# EXERCISE
From the entries below, work out the number of lines that hold the word "volume", and give that number alone.

## Begin RECORDS PROVIDED

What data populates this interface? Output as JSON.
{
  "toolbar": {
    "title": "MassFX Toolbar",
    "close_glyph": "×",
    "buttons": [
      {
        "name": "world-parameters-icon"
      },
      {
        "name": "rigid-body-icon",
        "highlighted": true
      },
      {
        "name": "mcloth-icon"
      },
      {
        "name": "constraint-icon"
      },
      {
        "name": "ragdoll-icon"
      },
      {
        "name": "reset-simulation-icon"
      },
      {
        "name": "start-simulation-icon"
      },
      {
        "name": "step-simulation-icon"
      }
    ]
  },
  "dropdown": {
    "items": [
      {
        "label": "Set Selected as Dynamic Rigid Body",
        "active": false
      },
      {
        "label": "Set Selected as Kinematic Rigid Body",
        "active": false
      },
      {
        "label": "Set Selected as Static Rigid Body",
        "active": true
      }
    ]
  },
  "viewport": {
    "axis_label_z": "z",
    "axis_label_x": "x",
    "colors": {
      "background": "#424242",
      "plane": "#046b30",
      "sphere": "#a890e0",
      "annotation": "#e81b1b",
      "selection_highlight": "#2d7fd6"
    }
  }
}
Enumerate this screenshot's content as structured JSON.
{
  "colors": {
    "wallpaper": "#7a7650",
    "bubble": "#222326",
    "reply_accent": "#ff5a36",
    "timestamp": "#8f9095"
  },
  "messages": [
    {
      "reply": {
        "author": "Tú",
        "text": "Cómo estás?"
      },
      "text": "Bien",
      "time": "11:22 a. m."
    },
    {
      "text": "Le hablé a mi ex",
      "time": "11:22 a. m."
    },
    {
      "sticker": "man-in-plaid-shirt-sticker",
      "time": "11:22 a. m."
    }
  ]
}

## End RECORDS PROVIDED
## Begin RECORDS PROVIDED

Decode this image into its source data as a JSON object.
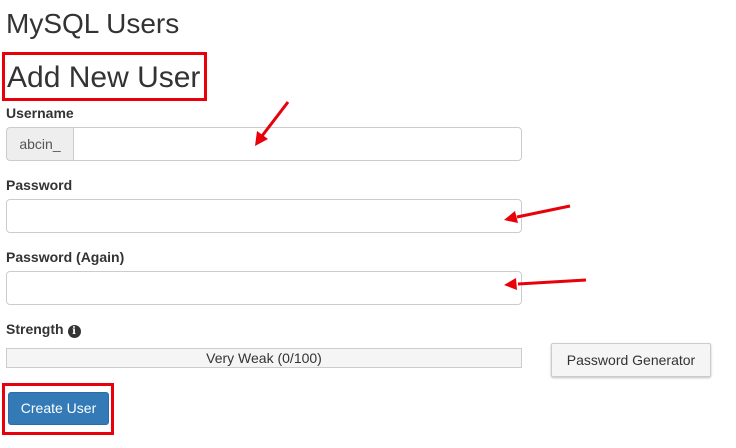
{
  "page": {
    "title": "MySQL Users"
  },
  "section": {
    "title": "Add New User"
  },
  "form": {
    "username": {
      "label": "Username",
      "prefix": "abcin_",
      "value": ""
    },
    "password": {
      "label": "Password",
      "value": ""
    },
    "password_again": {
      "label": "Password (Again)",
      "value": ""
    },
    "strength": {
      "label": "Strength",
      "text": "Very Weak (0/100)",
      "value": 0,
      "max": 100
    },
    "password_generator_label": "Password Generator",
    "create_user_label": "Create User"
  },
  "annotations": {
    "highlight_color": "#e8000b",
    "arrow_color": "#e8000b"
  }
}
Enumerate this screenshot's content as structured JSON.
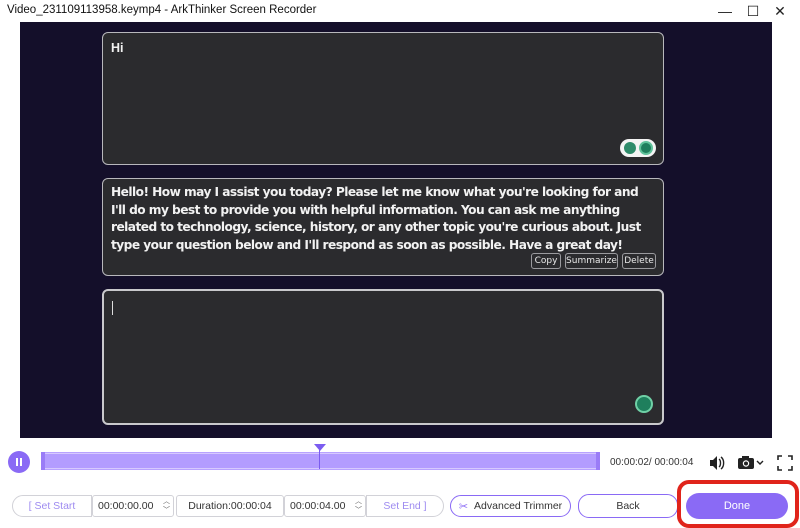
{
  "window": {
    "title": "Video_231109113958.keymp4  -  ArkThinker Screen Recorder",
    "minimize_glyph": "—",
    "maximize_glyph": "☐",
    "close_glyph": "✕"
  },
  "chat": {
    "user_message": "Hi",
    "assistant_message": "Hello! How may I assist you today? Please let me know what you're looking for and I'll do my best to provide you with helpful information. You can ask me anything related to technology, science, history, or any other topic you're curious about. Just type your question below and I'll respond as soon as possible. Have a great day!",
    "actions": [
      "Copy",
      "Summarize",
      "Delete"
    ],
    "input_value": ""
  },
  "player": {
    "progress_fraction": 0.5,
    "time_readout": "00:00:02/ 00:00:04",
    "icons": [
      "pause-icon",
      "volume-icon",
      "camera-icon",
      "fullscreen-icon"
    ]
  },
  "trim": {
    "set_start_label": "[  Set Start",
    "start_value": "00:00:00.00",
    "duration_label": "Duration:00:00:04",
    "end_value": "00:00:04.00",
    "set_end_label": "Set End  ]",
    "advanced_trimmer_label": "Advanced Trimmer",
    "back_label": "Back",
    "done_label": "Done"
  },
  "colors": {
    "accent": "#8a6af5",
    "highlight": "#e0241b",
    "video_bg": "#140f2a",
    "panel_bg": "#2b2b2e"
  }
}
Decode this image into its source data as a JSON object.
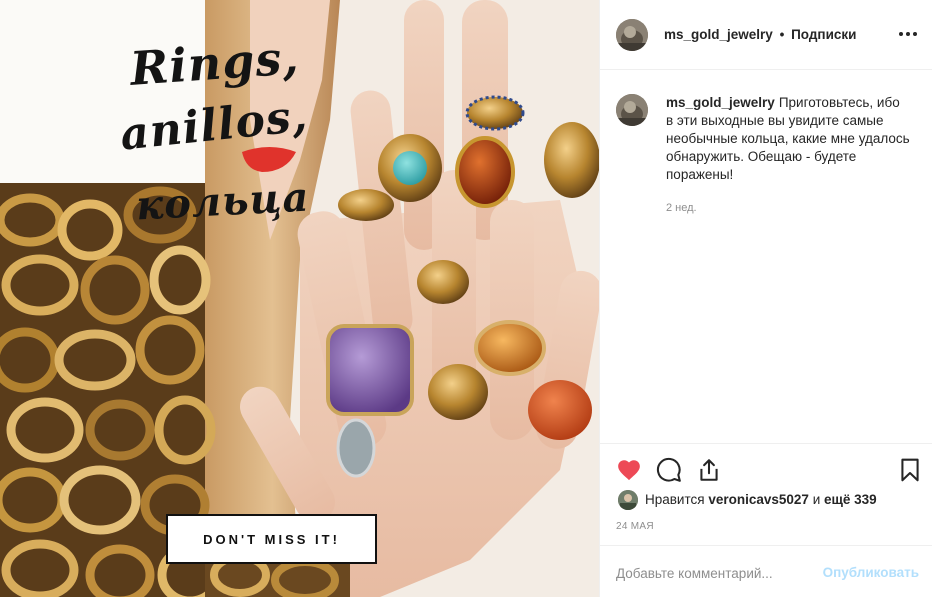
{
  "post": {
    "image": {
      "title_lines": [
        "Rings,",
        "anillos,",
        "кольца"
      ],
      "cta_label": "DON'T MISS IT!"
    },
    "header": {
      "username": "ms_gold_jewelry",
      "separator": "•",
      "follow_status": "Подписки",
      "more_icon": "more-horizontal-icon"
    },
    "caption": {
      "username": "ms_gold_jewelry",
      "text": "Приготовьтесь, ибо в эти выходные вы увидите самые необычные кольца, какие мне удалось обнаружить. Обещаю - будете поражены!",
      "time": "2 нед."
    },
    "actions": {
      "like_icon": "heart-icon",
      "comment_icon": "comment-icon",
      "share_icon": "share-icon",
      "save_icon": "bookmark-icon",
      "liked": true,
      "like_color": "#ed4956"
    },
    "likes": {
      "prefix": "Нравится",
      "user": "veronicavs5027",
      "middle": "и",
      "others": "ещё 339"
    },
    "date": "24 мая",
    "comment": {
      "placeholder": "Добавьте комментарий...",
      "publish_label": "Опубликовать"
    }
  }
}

## End RECORDS PROVIDED
## Begin RECORDS PROVIDED

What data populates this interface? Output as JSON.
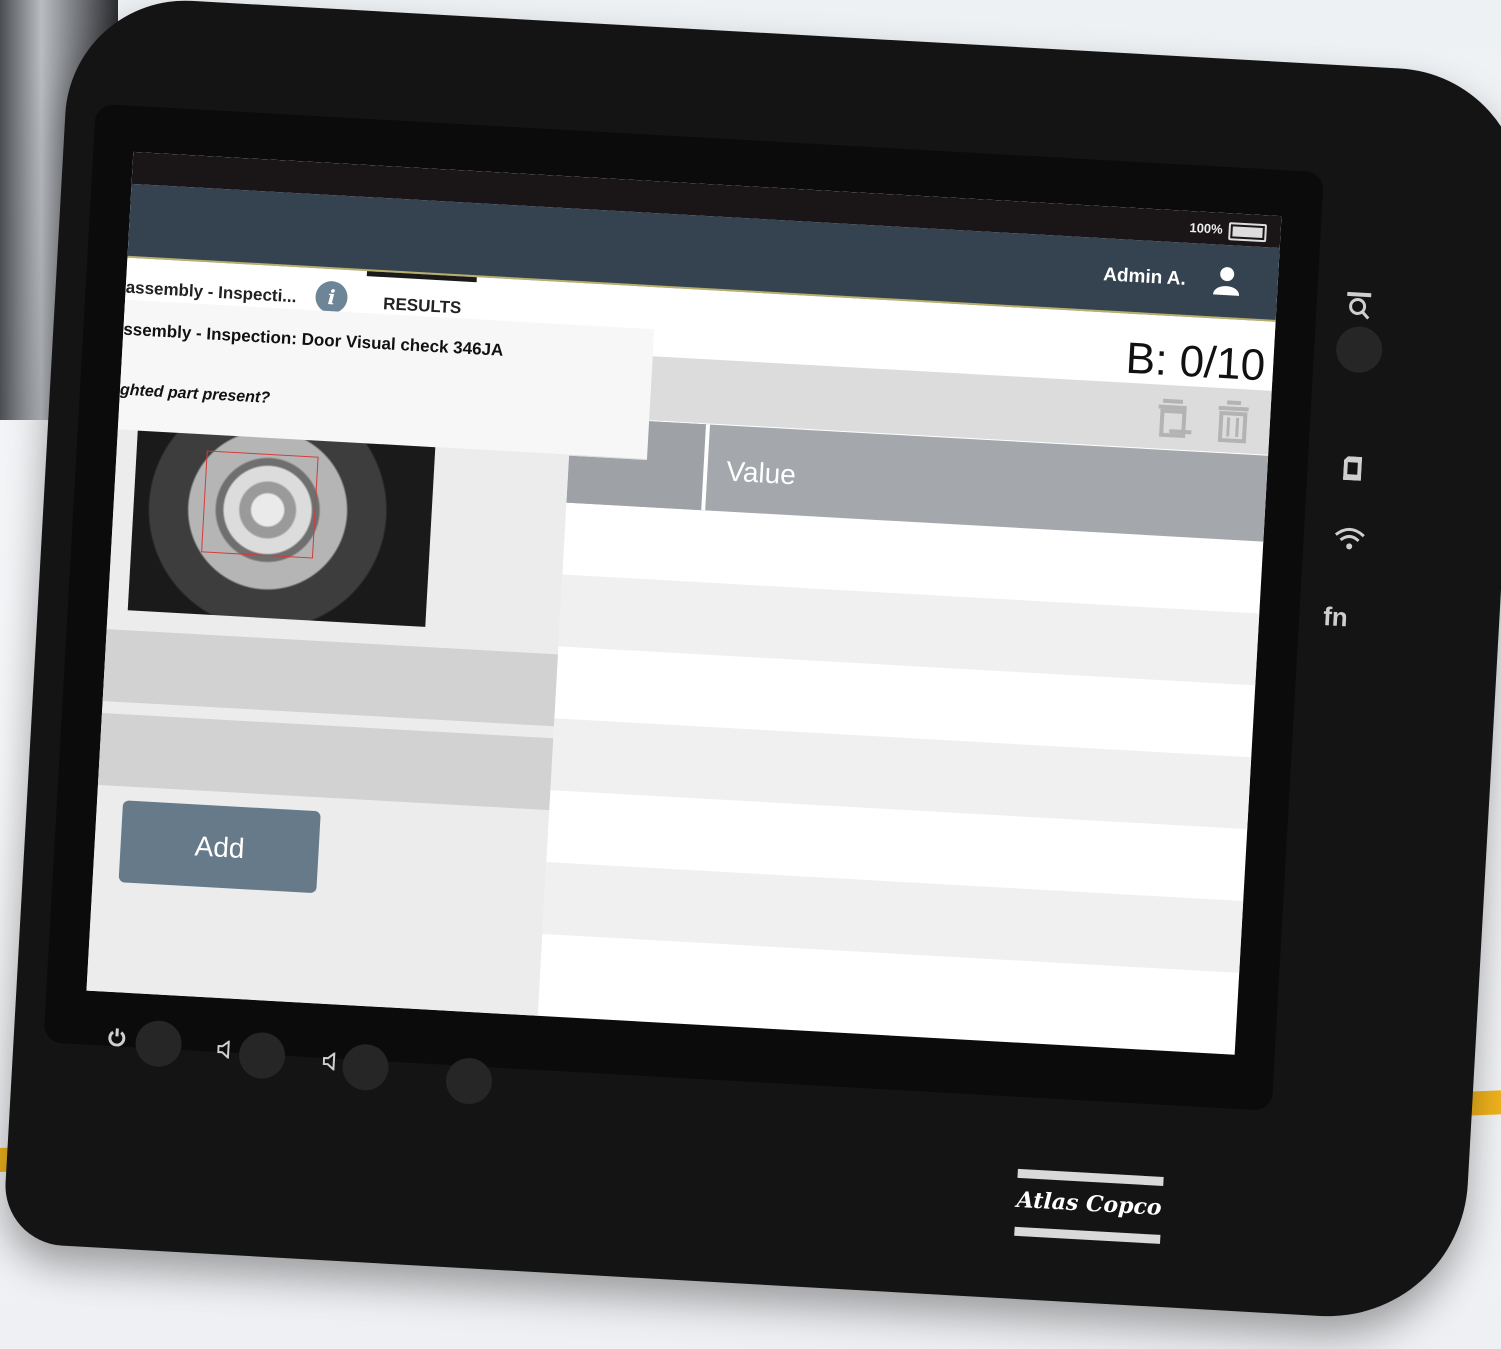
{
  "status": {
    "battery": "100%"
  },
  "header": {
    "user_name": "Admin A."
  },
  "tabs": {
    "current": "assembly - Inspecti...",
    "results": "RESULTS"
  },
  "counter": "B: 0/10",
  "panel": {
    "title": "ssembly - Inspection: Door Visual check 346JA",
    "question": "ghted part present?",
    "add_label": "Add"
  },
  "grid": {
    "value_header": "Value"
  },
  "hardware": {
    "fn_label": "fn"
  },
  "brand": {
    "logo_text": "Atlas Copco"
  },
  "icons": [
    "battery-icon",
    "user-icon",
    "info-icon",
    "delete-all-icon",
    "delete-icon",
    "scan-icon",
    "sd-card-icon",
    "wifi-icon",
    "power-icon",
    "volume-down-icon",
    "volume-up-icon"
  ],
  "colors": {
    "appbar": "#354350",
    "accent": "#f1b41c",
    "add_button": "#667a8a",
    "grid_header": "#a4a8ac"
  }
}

## End RECORDS PROVIDED

# RESULT OF THIS EXERCISE
3